(Saved data entries)
▬▬▬▬▬▬

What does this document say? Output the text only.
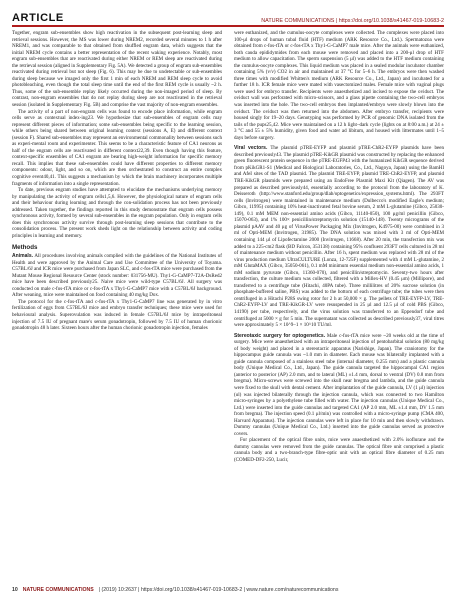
ARTICLE	NATURE COMMUNICATIONS | https://doi.org/10.1038/s41467-019-10683-2

Together, engram sub-ensembles show high reactivation in the subsequent post-learning sleep and retrieval sessions. However, the MS was lower during NREM2, recorded several minutes to 1 h after NREM1, and was comparable to that obtained from shuffled engram data, which suggests that the initial NREM cycle contains a better representation of the recent waking experience. Notably, most engram sub-ensembles that are reactivated during either NREM or REM sleep are reactivated during the retrieval session (aligned in Supplementary Fig. 5A). We detected a group of engram sub-ensembles reactivated during retrieval but not sleep (Fig. 6). This may be due to undetectable or sub-ensembles during sleep because we imaged only the first 1 min of each NREM and REM sleep cycle to avoid photobleaching, even though the total sleep time until the end of the first REM cycle is usually ~2 h. Thus, some of the sub-ensemble replay likely occurred during the non-imaged period of sleep. By contrast, non-engram ensembles that do not replay during sleep are not reactivated in the retrieval session (isolated in Supplementary Fig. 5B) and comprise the vast majority of non-engram ensembles.

The activity of a part of non-engram cells was found to encode place information, while engram cells serve as contextual index-ing23. We hypothesize that sub-ensembles of engram cells may represent different pieces of information; some sub-ensembles being specific to the learning session, while others being shared between original learning context (sessions A, E) and different context (session F). Shared sub-ensembles may represent an environmental commonality between sessions such as experi-mental room and experimenter. This seems to be a characteristic feature of CA1 neurons as half of the engram cells are reactivated in different context22,39. Even though having this feature, context-specific ensembles of CA1 engram are bearing high-weight information for specific memory recall. This implies that these sub-ensembles could have different properties to different memory components: odour, light, and so on, which are then orchestrated to construct an entire complex cognitive event40,41. This suggests a mechanism by which the brain machinery incorporates multiple fragments of information into a single representation.

To date, previous engram studies have attempted to elucidate the mechanisms underlying memory by manipulating the activity of engram cells1,5,6. However, the physiological nature of engram cells and their behaviour during learning and through the con-solidation process has not been previously addressed. Taken together, the findings reported in this study demonstrate that engram cells possess synchronous activity, formed by several sub-ensembles in the engram population. Only in engram cells does this synchronous activity survive through post-learning sleep sessions that contribute to the consolidation process. The present work sheds light on the relationship between activity and coding principles in learning and memory.

Methods

Animals. All procedures involving animals complied with the guidelines of the National Institutes of Health and were approved by the Animal Care and Use Committee of the University of Toyama. C57BL/6J and ICR mice were purchased from Japan SLC, and c-fos-tTA mice were purchased from the Mutant Mouse Regional Resource Center (stock number: 031756-MU). Thy1-G-CaMP7-T2A-DsRed2 mice have been described previously25. Naive mice were wild-type C57BL/6J. All surgery was conducted on male c-fos-tTA mice or c-fos-tTA x Thy1-G-CaMP7 mice with a C57BL/6J background. After weaning, mice were maintained on food containing 40 mg/kg Dox.

The protocol for the c-fos-tTA and c-fos-tTA x Thy1-G-CaMP7 line was generated by in vitro fertilization of eggs from C57BL/6J mice and embryo transfer techniques; these mice were used for behavioural analysis. Superovulation was induced in female C57BL/6J mice by intraperitoneal injection of 7.5 IU of pregnant mare's serum gonadotropin, followed by 7.5 IU of human chorionic gonadotropin 48 h later. Sixteen hours after the human chorionic gonadotropin injection, females

were euthanized, and the cumulus-oocyte complexes were collected. The complexes were placed into 100-μl drops of human tubal fluid (HTF) medium (ARK Resource Co., Ltd.). Spermatozoa were obtained from c-fos-tTA or c-fos-tTA x Thy1-G-CaMP7 male mice. After the animals were euthanized, both cauda epididymides from each mouse were removed and placed into a 200-μl drop of HTF medium to allow capacitation. The sperm suspension (5 μl) was added to the HTF medium containing the cumulus-oocyte complexes. This liquid medium was placed in a sealed modular incubator chamber containing 5% (v/v) CO2 in air and maintained at 37 °C for 5–6 h. The embryos were then washed three times with modified Whitten's medium (ARK Resource Co., Ltd., Japan) and incubated for a further 18 h. ICR female mice were mated with vasectomized males. Female mice with vaginal plugs were used for embryo transfer. Recipients were anaesthetized and incised to expose the oviduct. The oviduct wall was perforated with micro-scissors, and a glass pipette containing the two-cell embryos was inserted into the hole. The two-cell embryos then implanted/embryo were slowly blown into the oviduct. The oviduct was then returned into the abdomen. After embryo transfer, recipients were housed singly for 19–20 days. Genotyping was performed by PCR of genomic DNA isolated from the tails of the pups25,42. Mice were maintained on a 12 h light–dark cycle (lights on at 8:00 a.m.) at 24 ± 3 °C and 55 ± 5% humidity, given food and water ad libitum, and housed with littermates until 1–5 days before surgery.

Viral vectors. The plasmid pTRE-EYFP and plasmid pTRE-ChR2-EYFP plasmids have been described previously43. The plasmid pTRE-KikGR plasmid was constructed by replacing the enhanced green fluorescent protein sequence in the pTRE-EGFP43 with the humanized KikGR sequence derived from pKikGR1-S1 (Medical and Biological Laboratories, Co., Ltd., Nagoya, Japan) using the BamHI and AfeI sites of the TAD plasmid. The plasmid TRE-EYFP, plasmid TRE-ChR2-EYFP, and plasmid TRE-KikGR plasmids were prepared using an EndoFree Plasmid Maxi Kit (Qiagen). The AV was prepared as described previously44, essentially according to the protocol from the laboratory of K. Deisseroth (http://www.stanford.edu/group/dlab/optogenetics/expression_systems.html). The 293FT cells (Invitrogen) were maintained in maintenance medium (Dulbecco's modified Eagle's medium; Gibco, 11995) containing 10% heat-inactivated fetal bovine serum, 2 mM L-glutamine (Gibco, 25030-149), 0.1 mM MEM non-essential amino acids (Gibco, 11140-050), 100 μg/ml penicillin (Gibco, 15070-063), and 1% 100× penicillin/streptomycin solution (15140-148). Twenty micrograms of the plasmid pAAV and 40 μg of VirusPower Packaging Mix (Invitrogen, K4975-00) were combined in 3 ml of Opti-MEM (Invitrogen, 31985). The DNA solution was mixed with 3 ml of Opti-MEM containing 144 μl of Lipofectamine 2000 (Invitrogen, 11668). After 20 min, the transfection mix was added to a 225-cm2 flask (BD Falcon, 353138) containing 95% confluent 293FT cells cultured in 28 ml of maintenance medium without penicillin. After 16 h, spent medium was replaced with 28 ml of the virus production medium UltraCULTURE (Lonza, 12-725F) supplemented with 4 mM L-glutamine, 2 mM GlutaMAX (Gibco, 35050-061), 0.1 mM minimum essential medium non-essential amino acids, 1 mM sodium pyruvate (Gibco, 11360-070), and penicillin/streptomycin. Seventy-two hours after transfection, the culture medium was collected, filtered with a Millex-HV (0.45 μm) (Millipore), and transferred to a centrifuge tube (Hitachi, 40PA tube). Three millilitres of 20% sucrose solution (in phosphate-buffered saline, PBS) was added to the bottom of each centrifuge tube; the tubes were then centrifuged in a Hitachi P28S swing rotor for 2 h at 50,000 × g. The pellets of TRE-EYFP-LV, TRE-ChR2-EYFP-LV and TRE-KikGR-LV were resuspended in 25 μl and 12.5 μl of cold PBS (Gibco, 14190) per tube, respectively, and the virus solution was transferred to an Eppendorf tube and centrifuged at 5000 × g for 5 min. The supernatant was collected as described previously37, viral titres were approximately 5 × 10^9–1 × 10^10 TU/ml.

Stereotaxic surgery for optogenetics. Male c-fos-tTA mice were ~20 weeks old at the time of surgery. Mice were anaesthetized with an intraperitoneal injection of pentobarbital solution (80 mg/kg of body weight) and placed in a stereotactic apparatus (Narishige, Japan). The craniotomy for the hippocampus guide cannula was ~1.0 mm in diameter. Each mouse was bilaterally implanted with a guide cannula composed of a stainless steel tube (internal diameter, 0.255 mm) and a plastic cannula body (Unique Medical Co., Ltd., Japan). The guide cannula targeted the hippocampal CA1 region (anterior to posterior (AP) 2.0 mm, and to lateral (ML) ±1.4 mm, dorsal to ventral (DV) 0.8 mm from bregma). Micro-screws were screwed into the skull near bregma and lambda, and the guide cannula were fixed to the skull with dental cement. After implantation of the guide cannula, LV (1 μl) injection (ul) was injected bilaterally through the injection cannula, which was connected to two Hamilton micro-syringes by a polyethylene tube filled with water. The injection cannulas (Unique Medical Co., Ltd.) were inserted into the guide cannulas and targeted CA1 (AP 2.0 mm, ML ±1.4 mm, DV 1.5 mm from bregma). The injection speed (0.1 μl/min) was controlled with a micro-syringe pump (CMA 400, Harvard Apparatus). The injection cannulas were left in place for 10 min and then slowly withdrawn. Dummy cannulas (Unique Medical Co., Ltd.) inserted into the guide cannulas served as protective covers.

For placement of the optical fibre units, mice were anaesthetized with 2.0% isoflurane and the dummy cannulas were removed from the guide cannulas. The optical fibre unit comprised a plastic cannula body and a two-branch-type fibre-optic unit with an optical fibre diameter of 0.25 mm (COMED-DF2-250, Lucir,

10 NATURE COMMUNICATIONS | (2019) 10:2637 | https://doi.org/10.1038/s41467-019-10683-2 | www.nature.com/naturecommunications
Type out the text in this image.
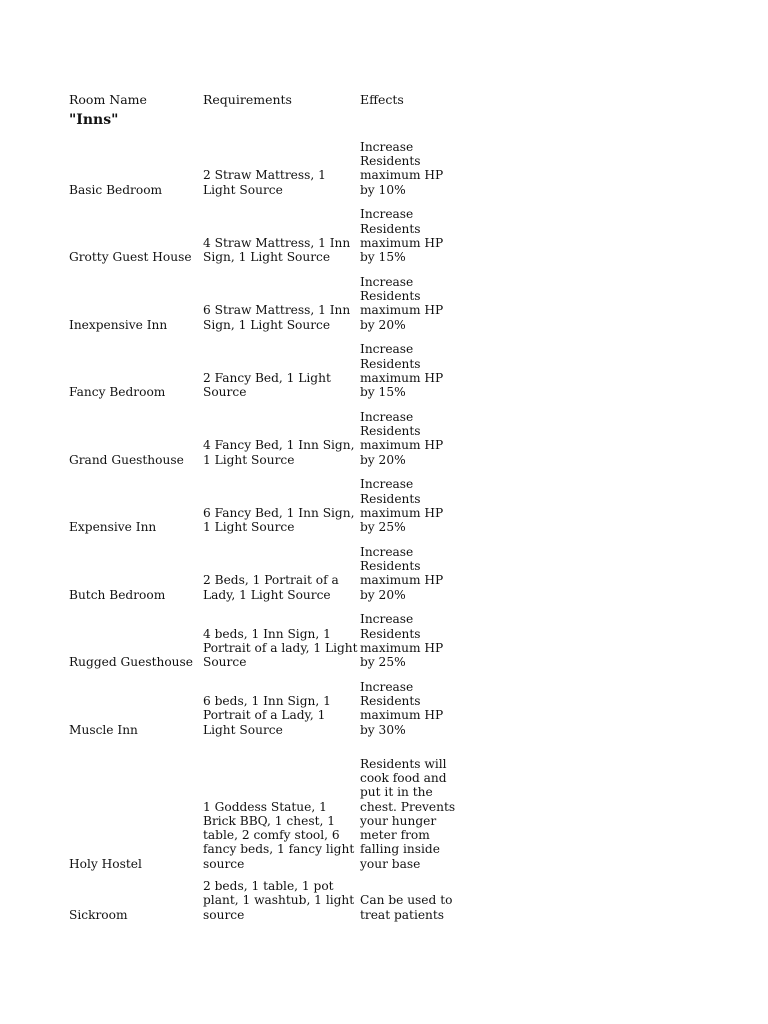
Room Name	Requirements	Effects
"Inns"
Basic Bedroom
2 Straw Mattress, 1 Light Source
Increase Residents maximum HP by 10%
Grotty Guest House
4 Straw Mattress, 1 Inn Sign, 1 Light Source
Increase Residents maximum HP by 15%
Inexpensive Inn
6 Straw Mattress, 1 Inn Sign, 1 Light Source
Increase Residents maximum HP by 20%
Fancy Bedroom
2 Fancy Bed, 1 Light Source
Increase Residents maximum HP by 15%
Grand Guesthouse
4 Fancy Bed, 1 Inn Sign, 1 Light Source
Increase Residents maximum HP by 20%
Expensive Inn
6 Fancy Bed, 1 Inn Sign, 1 Light Source
Increase Residents maximum HP by 25%
Butch Bedroom
2 Beds, 1 Portrait of a Lady, 1 Light Source
Increase Residents maximum HP by 20%
Rugged Guesthouse
4 beds, 1 Inn Sign, 1 Portrait of a lady, 1 Light Source
Increase Residents maximum HP by 25%
Muscle Inn
6 beds, 1 Inn Sign, 1 Portrait of a Lady, 1 Light Source
Increase Residents maximum HP by 30%
Holy Hostel
1 Goddess Statue, 1 Brick BBQ, 1 chest, 1 table, 2 comfy stool, 6 fancy beds, 1 fancy light source
Residents will cook food and put it in the chest. Prevents your hunger meter from falling inside your base
Sickroom
2 beds, 1 table, 1 pot plant, 1 washtub, 1 light source
Can be used to treat patients
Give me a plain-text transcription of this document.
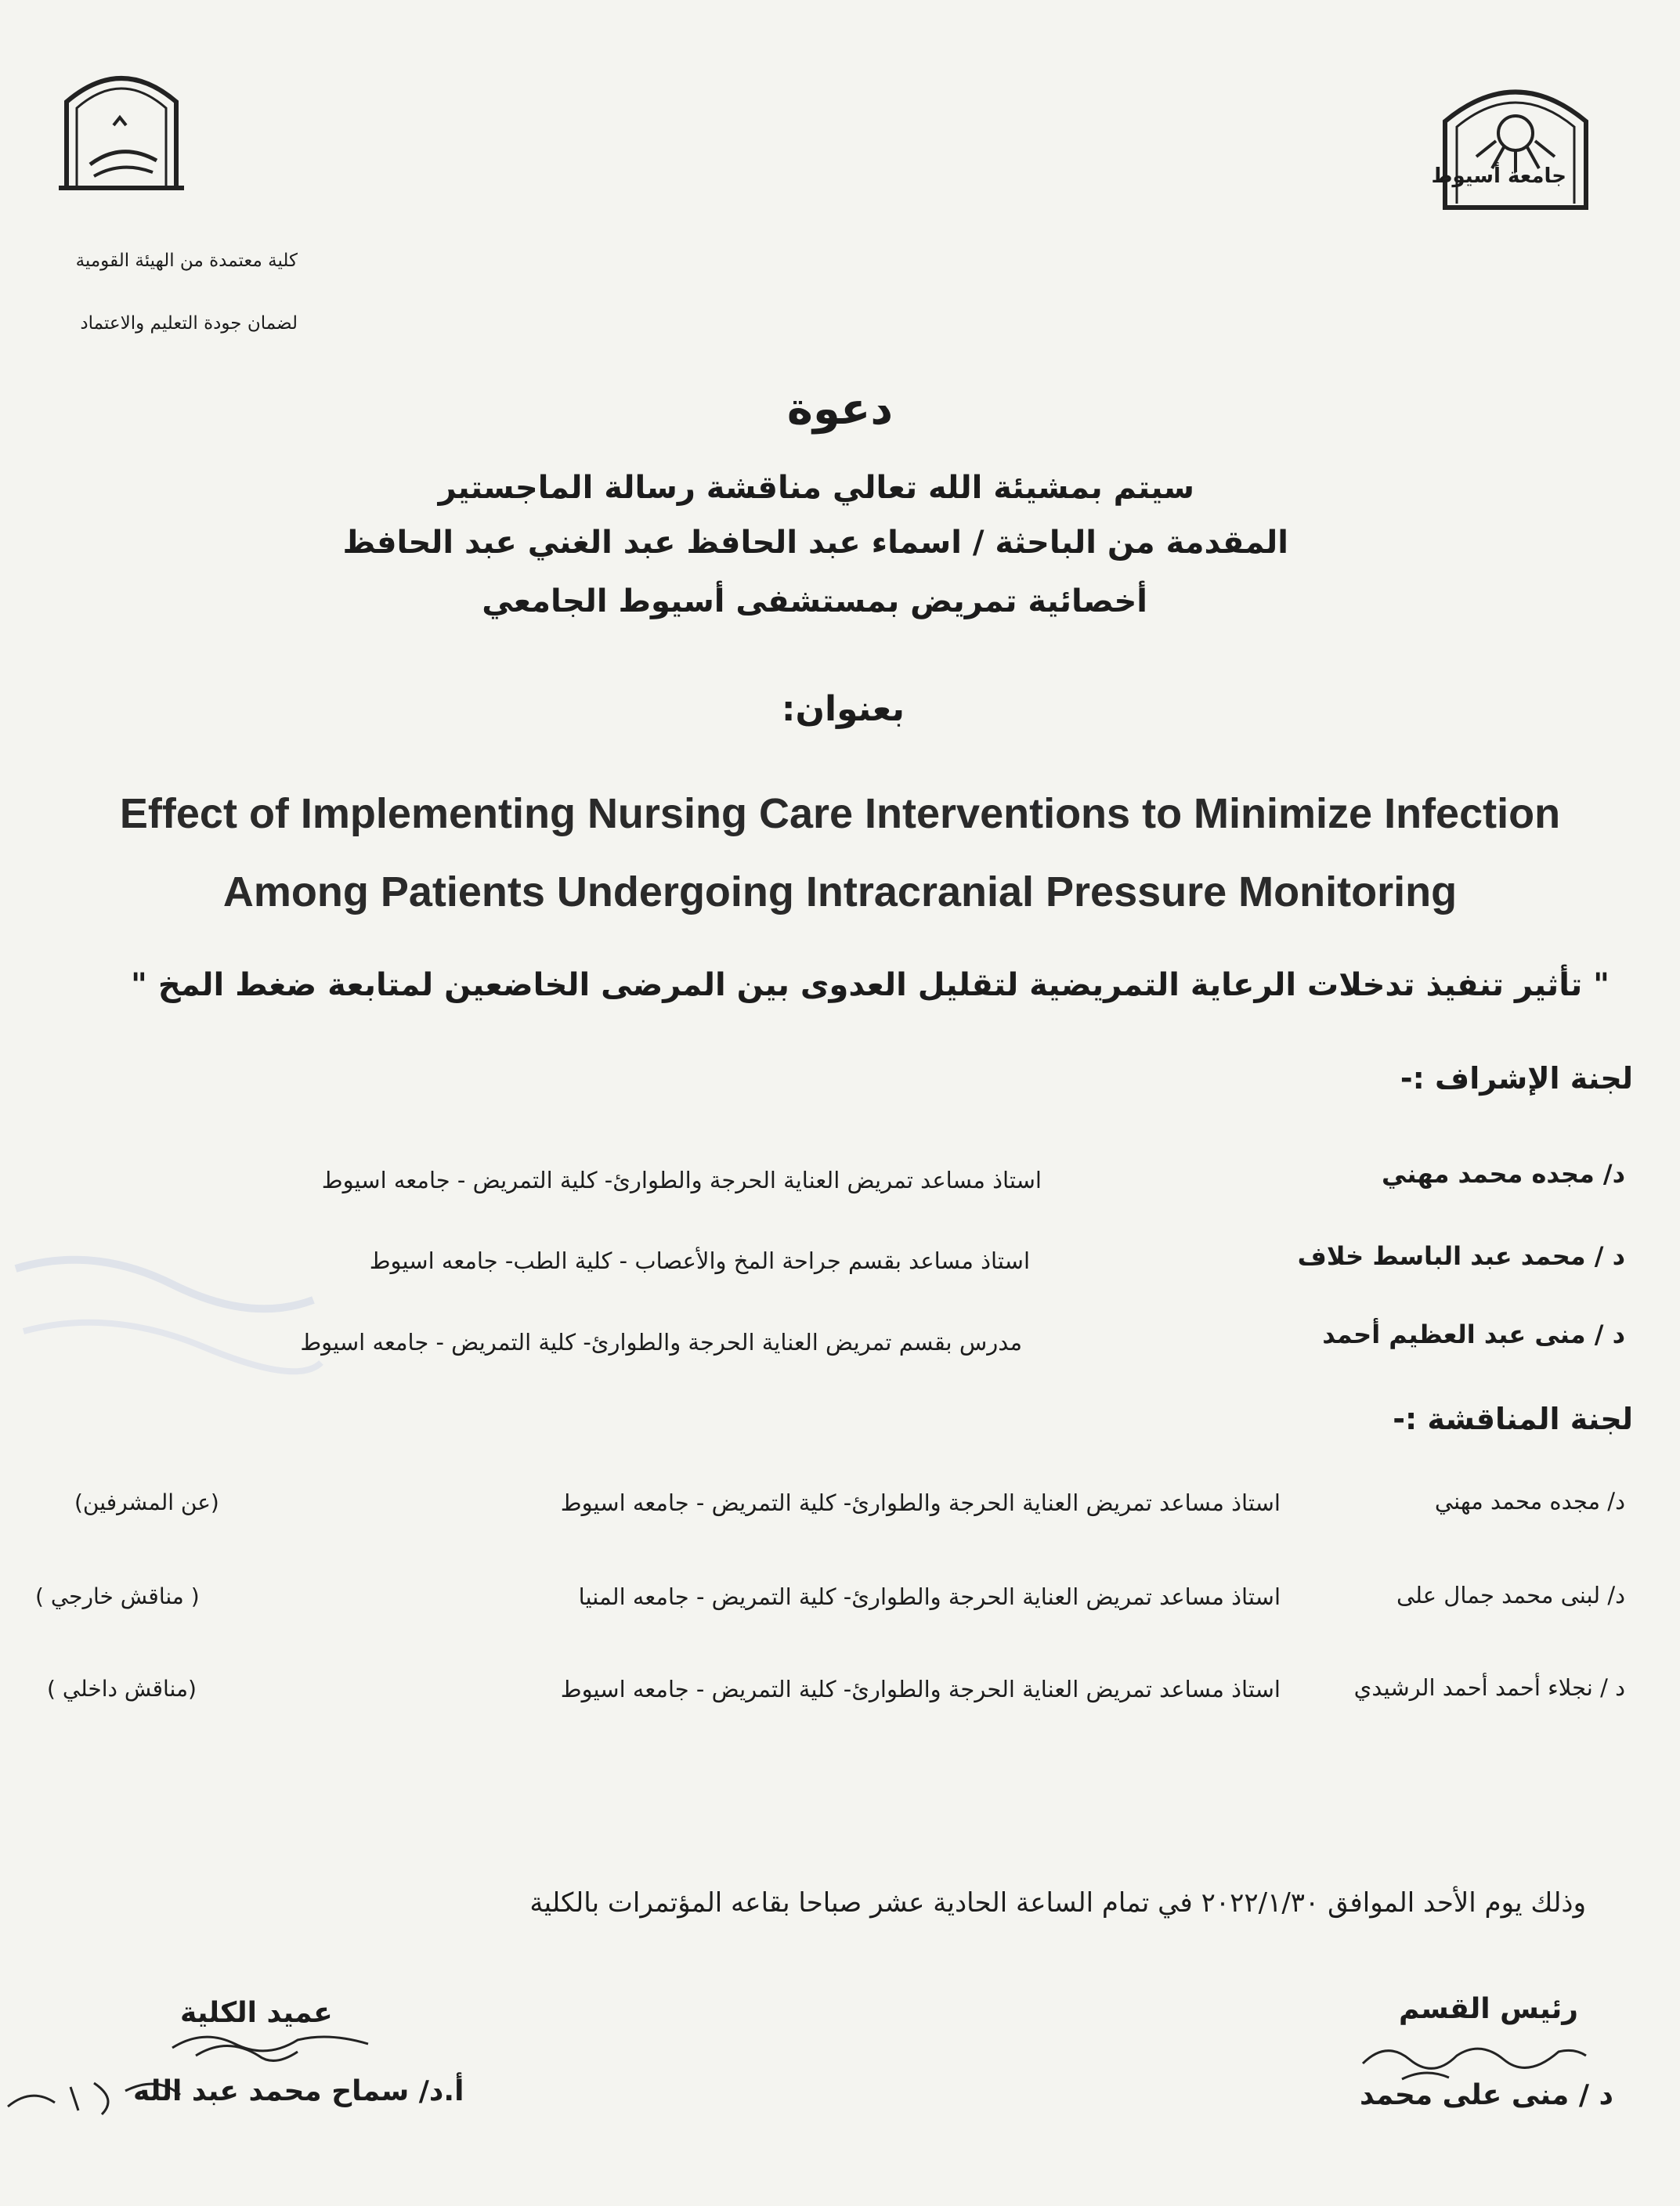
جامعة أسيوط
كلية معتمدة من الهيئة القومية
لضمان جودة التعليم والاعتماد
دعوة
سيتم بمشيئة الله تعالي مناقشة رسالة الماجستير
المقدمة من الباحثة / اسماء عبد الحافظ عبد الغني عبد الحافظ
أخصائية تمريض بمستشفى أسيوط الجامعي
بعنوان:
Effect of Implementing Nursing Care Interventions to Minimize Infection
Among Patients Undergoing Intracranial Pressure Monitoring
" تأثير تنفيذ تدخلات الرعاية التمريضية لتقليل العدوى بين المرضى الخاضعين لمتابعة ضغط المخ "
لجنة الإشراف :-
د/ مجده محمد مهني
استاذ مساعد تمريض العناية الحرجة والطوارئ- كلية التمريض - جامعه اسيوط
د / محمد عبد الباسط خلاف
استاذ مساعد بقسم جراحة المخ والأعصاب - كلية الطب- جامعه اسيوط
د / منى عبد العظيم أحمد
مدرس بقسم تمريض العناية الحرجة والطوارئ- كلية التمريض - جامعه اسيوط
لجنة المناقشة :-
د/ مجده محمد مهني
استاذ مساعد تمريض العناية الحرجة والطوارئ- كلية التمريض - جامعه اسيوط
(عن المشرفين)
د/ لبنى محمد جمال على
استاذ مساعد تمريض العناية الحرجة والطوارئ- كلية التمريض - جامعه المنيا
( مناقش خارجي )
د / نجلاء أحمد أحمد الرشيدي
استاذ مساعد تمريض العناية الحرجة والطوارئ- كلية التمريض - جامعه اسيوط
(مناقش داخلي )
وذلك يوم الأحد الموافق ٢٠٢٢/١/٣٠ في تمام الساعة الحادية عشر صباحا بقاعه المؤتمرات بالكلية
رئيس القسم
د / منى على محمد
عميد الكلية
أ.د/ سماح محمد عبد الله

▬▬▬▬▬▬

WHAT THIS TASK INVOLVES:
Select and copy each line from the data that includes the word "أحمد".

WRITTEN ANSWER:
د / منى عبد العظيم أحمد
د / نجلاء أحمد أحمد الرشيدي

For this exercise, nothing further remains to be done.